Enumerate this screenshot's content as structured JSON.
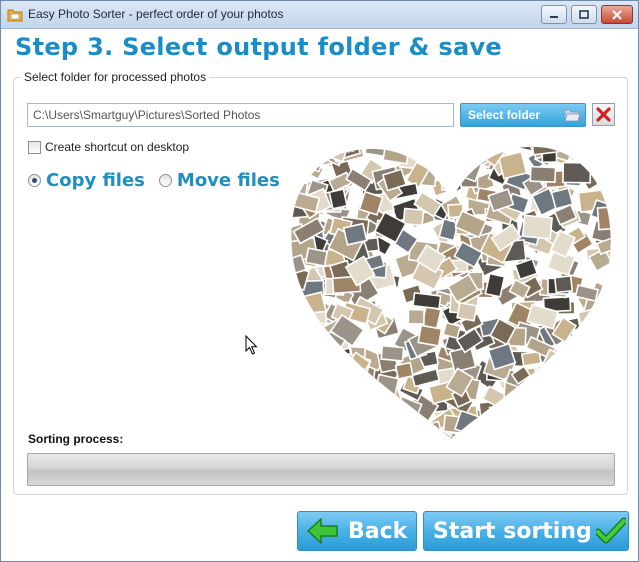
{
  "window": {
    "title": "Easy Photo Sorter - perfect order of your photos"
  },
  "step": {
    "heading": "Step 3. Select output folder & save"
  },
  "output_group": {
    "legend": "Select folder for processed photos",
    "folder_path": "C:\\Users\\Smartguy\\Pictures\\Sorted Photos",
    "select_folder_label": "Select folder",
    "shortcut_label": "Create shortcut on desktop",
    "shortcut_checked": false,
    "mode_options": [
      "Copy files",
      "Move files"
    ],
    "selected_mode": "Copy files"
  },
  "progress": {
    "label": "Sorting process:",
    "value": 0
  },
  "buttons": {
    "back_label": "Back",
    "start_label": "Start sorting"
  },
  "colors": {
    "accent": "#1b8cc6",
    "button_blue": "#33a3dd",
    "close_red": "#c74a36"
  },
  "icons": {
    "app": "folder-photo-icon",
    "folder": "open-folder-icon",
    "clear": "red-x-icon",
    "back": "green-left-arrow-icon",
    "start": "green-checkmark-icon"
  }
}
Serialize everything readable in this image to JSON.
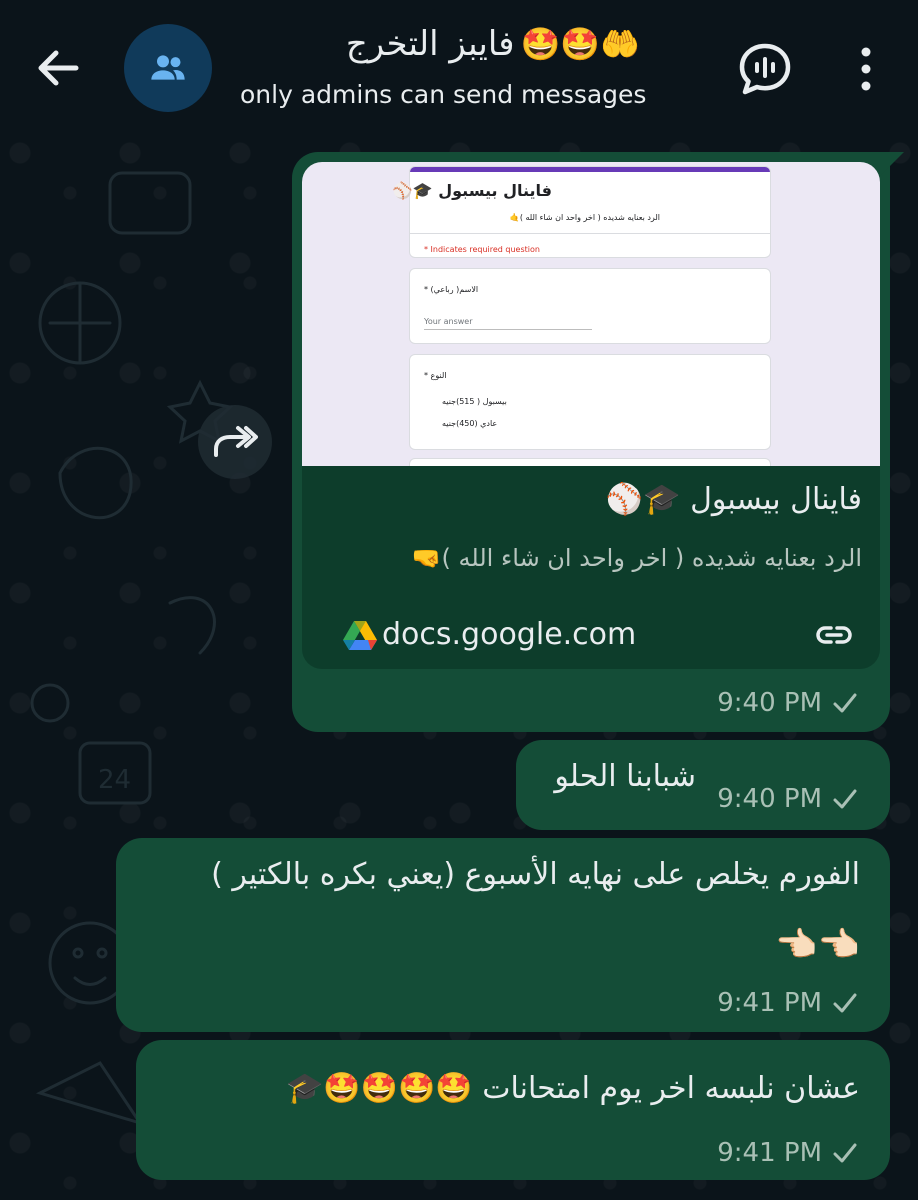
{
  "header": {
    "title": "فايبز التخرج",
    "title_emojis": "🤲🤩🤩",
    "subtitle": "only admins can send messages",
    "icons": [
      "back-arrow-icon",
      "group-avatar-icon",
      "voice-chat-icon",
      "more-vert-icon"
    ]
  },
  "messages": [
    {
      "type": "link",
      "preview": {
        "form_title": "فاينال بيسبول 🎓⚾",
        "form_desc": "الرد بعنايه شديده ( اخر واحد ان شاء الله )🤙",
        "required_note": "* Indicates required question",
        "q1_label": "الاسم( رباعي) *",
        "q1_placeholder": "Your answer",
        "q2_label": "النوع *",
        "q2_opt1": "بيسبول ( 515)جنيه",
        "q2_opt2": "عادي (450)جنيه",
        "title": "فاينال بيسبول 🎓⚾",
        "description": "الرد بعنايه شديده ( اخر واحد ان شاء الله )🤜",
        "domain": "docs.google.com"
      },
      "time": "9:40 PM"
    },
    {
      "type": "text",
      "text": "شبابنا الحلو",
      "time": "9:40 PM"
    },
    {
      "type": "text",
      "line1": "الفورم يخلص على نهايه الأسبوع (يعني بكره بالكتير )",
      "line2": "👈🏻👈🏻",
      "time": "9:41 PM"
    },
    {
      "type": "text",
      "text": "عشان نلبسه اخر يوم امتحانات 🤩🤩🤩🤩🎓",
      "time": "9:41 PM"
    }
  ],
  "colors": {
    "background": "#0b141a",
    "outgoing_bubble": "#144d37",
    "link_card": "#0d3d2b",
    "avatar": "#103a5a",
    "meta_text": "#a9c0b5"
  }
}
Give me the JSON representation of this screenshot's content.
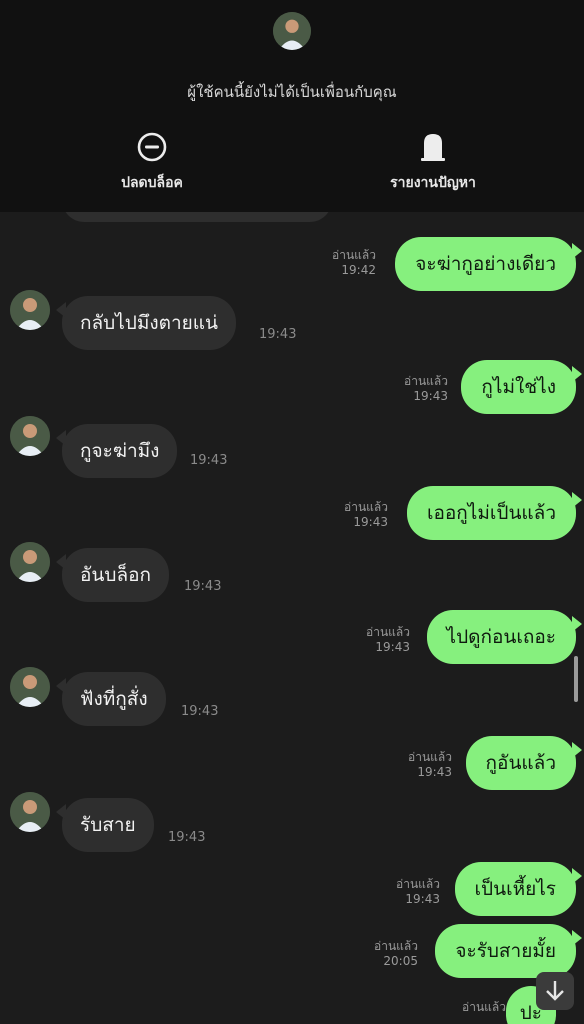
{
  "header": {
    "notice": "ผู้ใช้คนนี้ยังไม่ได้เป็นเพื่อนกับคุณ",
    "unblock_label": "ปลดบล็อค",
    "report_label": "รายงานปัญหา"
  },
  "messages": [
    {
      "side": "out",
      "text": "จะฆ่ากูอย่างเดียว",
      "read": "อ่านแล้ว",
      "time": "19:42"
    },
    {
      "side": "in",
      "text": "กลับไปมึงตายแน่",
      "time": "19:43"
    },
    {
      "side": "out",
      "text": "กูไม่ใช่ไง",
      "read": "อ่านแล้ว",
      "time": "19:43"
    },
    {
      "side": "in",
      "text": "กูจะฆ่ามึง",
      "time": "19:43"
    },
    {
      "side": "out",
      "text": "เออกูไม่เป็นแล้ว",
      "read": "อ่านแล้ว",
      "time": "19:43"
    },
    {
      "side": "in",
      "text": "อันบล็อก",
      "time": "19:43"
    },
    {
      "side": "out",
      "text": "ไปดูก่อนเถอะ",
      "read": "อ่านแล้ว",
      "time": "19:43"
    },
    {
      "side": "in",
      "text": "ฟังที่กูสั่ง",
      "time": "19:43"
    },
    {
      "side": "out",
      "text": "กูอันแล้ว",
      "read": "อ่านแล้ว",
      "time": "19:43"
    },
    {
      "side": "in",
      "text": "รับสาย",
      "time": "19:43"
    },
    {
      "side": "out",
      "text": "เป็นเหี้ยไร",
      "read": "อ่านแล้ว",
      "time": "19:43"
    },
    {
      "side": "out",
      "text": "จะรับสายมั้ย",
      "read": "อ่านแล้ว",
      "time": "20:05"
    },
    {
      "side": "out",
      "text": "ปะ",
      "read": "อ่านแล้ว",
      "time": ""
    }
  ],
  "icons": {
    "unblock": "minus-circle-icon",
    "report": "tombstone-icon",
    "scroll_down": "arrow-down-icon"
  },
  "colors": {
    "outgoing_bubble": "#86f07e",
    "incoming_bubble": "#2e2e2e",
    "background": "#1c1c1c",
    "header": "#111111"
  }
}
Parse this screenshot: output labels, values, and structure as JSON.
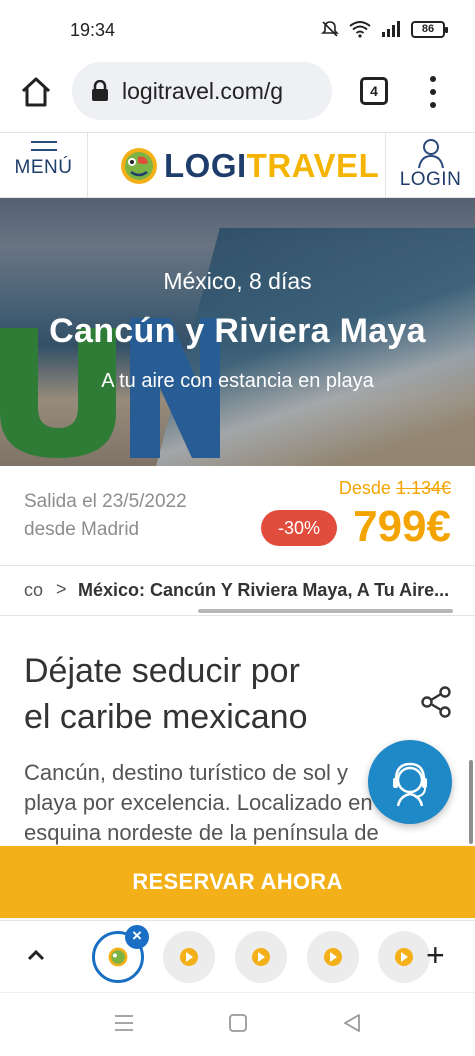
{
  "status_bar": {
    "time": "19:34",
    "battery": "86",
    "icons": [
      "bell-off-icon",
      "wifi-icon",
      "signal-icon",
      "battery-icon"
    ]
  },
  "browser": {
    "url": "logitravel.com/g",
    "tab_count": "4"
  },
  "site_header": {
    "menu_label": "MENÚ",
    "logo_part1": "LOGI",
    "logo_part2": "TRAVEL",
    "login_label": "LOGIN"
  },
  "hero": {
    "subtitle": "México, 8 días",
    "title": "Cancún y Riviera Maya",
    "tagline": "A tu aire con estancia en playa"
  },
  "pricing": {
    "departure_line1": "Salida el 23/5/2022",
    "departure_line2": "desde Madrid",
    "from_label": "Desde",
    "old_price": "1.134€",
    "discount": "-30%",
    "price": "799€"
  },
  "breadcrumb": {
    "previous": "co",
    "separator": ">",
    "current": "México: Cancún Y Riviera Maya, A Tu Aire..."
  },
  "article": {
    "title_line1": "Déjate seducir por",
    "title_line2": "el caribe mexicano",
    "body_line1": "Cancún, destino turístico de sol y",
    "body_line2": "playa por excelencia. Localizado en la",
    "body_line3": "esquina nordeste de la península de"
  },
  "cta": {
    "label": "RESERVAR AHORA"
  },
  "colors": {
    "brand_blue": "#1f3d6b",
    "brand_yellow": "#f4b019",
    "price_orange": "#f4a400",
    "discount_red": "#e24c3c",
    "help_blue": "#1f88c6"
  }
}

+++

## INSTRUCTION
Repeat the listing above exactly, with no pictures.

## SOLUTION TO THE EXERCISE
Enumerate this screenshot's content as structured JSON.
{
  "window": {
    "title": "Easy Photo Sorter - perfect order of your photos"
  },
  "step": {
    "heading": "Step 3. Select output folder & save"
  },
  "output_group": {
    "legend": "Select folder for processed photos",
    "folder_path": "C:\\Users\\Smartguy\\Pictures\\Sorted Photos",
    "select_folder_label": "Select folder",
    "shortcut_label": "Create shortcut on desktop",
    "shortcut_checked": false,
    "mode_options": [
      "Copy files",
      "Move files"
    ],
    "selected_mode": "Copy files"
  },
  "progress": {
    "label": "Sorting process:",
    "value": 0
  },
  "buttons": {
    "back_label": "Back",
    "start_label": "Start sorting"
  },
  "colors": {
    "accent": "#1b8cc6",
    "button_blue": "#33a3dd",
    "close_red": "#c74a36"
  },
  "icons": {
    "app": "folder-photo-icon",
    "folder": "open-folder-icon",
    "clear": "red-x-icon",
    "back": "green-left-arrow-icon",
    "start": "green-checkmark-icon"
  }
}
Serialize everything readable in this image to JSON.
{
  "header": {
    "title": "فايبز التخرج",
    "title_emojis": "🤲🤩🤩",
    "subtitle": "only admins can send messages",
    "icons": [
      "back-arrow-icon",
      "group-avatar-icon",
      "voice-chat-icon",
      "more-vert-icon"
    ]
  },
  "messages": [
    {
      "type": "link",
      "preview": {
        "form_title": "فاينال بيسبول 🎓⚾",
        "form_desc": "الرد بعنايه شديده ( اخر واحد ان شاء الله )🤙",
        "required_note": "* Indicates required question",
        "q1_label": "الاسم( رباعي) *",
        "q1_placeholder": "Your answer",
        "q2_label": "النوع *",
        "q2_opt1": "بيسبول ( 515)جنيه",
        "q2_opt2": "عادي (450)جنيه",
        "title": "فاينال بيسبول 🎓⚾",
        "description": "الرد بعنايه شديده ( اخر واحد ان شاء الله )🤜",
        "domain": "docs.google.com"
      },
      "time": "9:40 PM"
    },
    {
      "type": "text",
      "text": "شبابنا الحلو",
      "time": "9:40 PM"
    },
    {
      "type": "text",
      "line1": "الفورم يخلص على نهايه الأسبوع (يعني بكره بالكتير )",
      "line2": "👈🏻👈🏻",
      "time": "9:41 PM"
    },
    {
      "type": "text",
      "text": "عشان نلبسه اخر يوم امتحانات 🤩🤩🤩🤩🎓",
      "time": "9:41 PM"
    }
  ],
  "colors": {
    "background": "#0b141a",
    "outgoing_bubble": "#144d37",
    "link_card": "#0d3d2b",
    "avatar": "#103a5a",
    "meta_text": "#a9c0b5"
  }
}
Give me the JSON representation of this screenshot's content.
{
  "header": {
    "notice": "ผู้ใช้คนนี้ยังไม่ได้เป็นเพื่อนกับคุณ",
    "unblock_label": "ปลดบล็อค",
    "report_label": "รายงานปัญหา"
  },
  "messages": [
    {
      "side": "out",
      "text": "จะฆ่ากูอย่างเดียว",
      "read": "อ่านแล้ว",
      "time": "19:42"
    },
    {
      "side": "in",
      "text": "กลับไปมึงตายแน่",
      "time": "19:43"
    },
    {
      "side": "out",
      "text": "กูไม่ใช่ไง",
      "read": "อ่านแล้ว",
      "time": "19:43"
    },
    {
      "side": "in",
      "text": "กูจะฆ่ามึง",
      "time": "19:43"
    },
    {
      "side": "out",
      "text": "เออกูไม่เป็นแล้ว",
      "read": "อ่านแล้ว",
      "time": "19:43"
    },
    {
      "side": "in",
      "text": "อันบล็อก",
      "time": "19:43"
    },
    {
      "side": "out",
      "text": "ไปดูก่อนเถอะ",
      "read": "อ่านแล้ว",
      "time": "19:43"
    },
    {
      "side": "in",
      "text": "ฟังที่กูสั่ง",
      "time": "19:43"
    },
    {
      "side": "out",
      "text": "กูอันแล้ว",
      "read": "อ่านแล้ว",
      "time": "19:43"
    },
    {
      "side": "in",
      "text": "รับสาย",
      "time": "19:43"
    },
    {
      "side": "out",
      "text": "เป็นเหี้ยไร",
      "read": "อ่านแล้ว",
      "time": "19:43"
    },
    {
      "side": "out",
      "text": "จะรับสายมั้ย",
      "read": "อ่านแล้ว",
      "time": "20:05"
    },
    {
      "side": "out",
      "text": "ปะ",
      "read": "อ่านแล้ว",
      "time": ""
    }
  ],
  "icons": {
    "unblock": "minus-circle-icon",
    "report": "tombstone-icon",
    "scroll_down": "arrow-down-icon"
  },
  "colors": {
    "outgoing_bubble": "#86f07e",
    "incoming_bubble": "#2e2e2e",
    "background": "#1c1c1c",
    "header": "#111111"
  }
}
Parse this screenshot: output labels, values, and structure as JSON.
{
  "status_bar": {
    "time": "19:34",
    "battery": "86",
    "icons": [
      "bell-off-icon",
      "wifi-icon",
      "signal-icon",
      "battery-icon"
    ]
  },
  "browser": {
    "url": "logitravel.com/g",
    "tab_count": "4"
  },
  "site_header": {
    "menu_label": "MENÚ",
    "logo_part1": "LOGI",
    "logo_part2": "TRAVEL",
    "login_label": "LOGIN"
  },
  "hero": {
    "subtitle": "México, 8 días",
    "title": "Cancún y Riviera Maya",
    "tagline": "A tu aire con estancia en playa"
  },
  "pricing": {
    "departure_line1": "Salida el 23/5/2022",
    "departure_line2": "desde Madrid",
    "from_label": "Desde",
    "old_price": "1.134€",
    "discount": "-30%",
    "price": "799€"
  },
  "breadcrumb": {
    "previous": "co",
    "separator": ">",
    "current": "México: Cancún Y Riviera Maya, A Tu Aire..."
  },
  "article": {
    "title_line1": "Déjate seducir por",
    "title_line2": "el caribe mexicano",
    "body_line1": "Cancún, destino turístico de sol y",
    "body_line2": "playa por excelencia. Localizado en la",
    "body_line3": "esquina nordeste de la península de"
  },
  "cta": {
    "label": "RESERVAR AHORA"
  },
  "colors": {
    "brand_blue": "#1f3d6b",
    "brand_yellow": "#f4b019",
    "price_orange": "#f4a400",
    "discount_red": "#e24c3c",
    "help_blue": "#1f88c6"
  }
}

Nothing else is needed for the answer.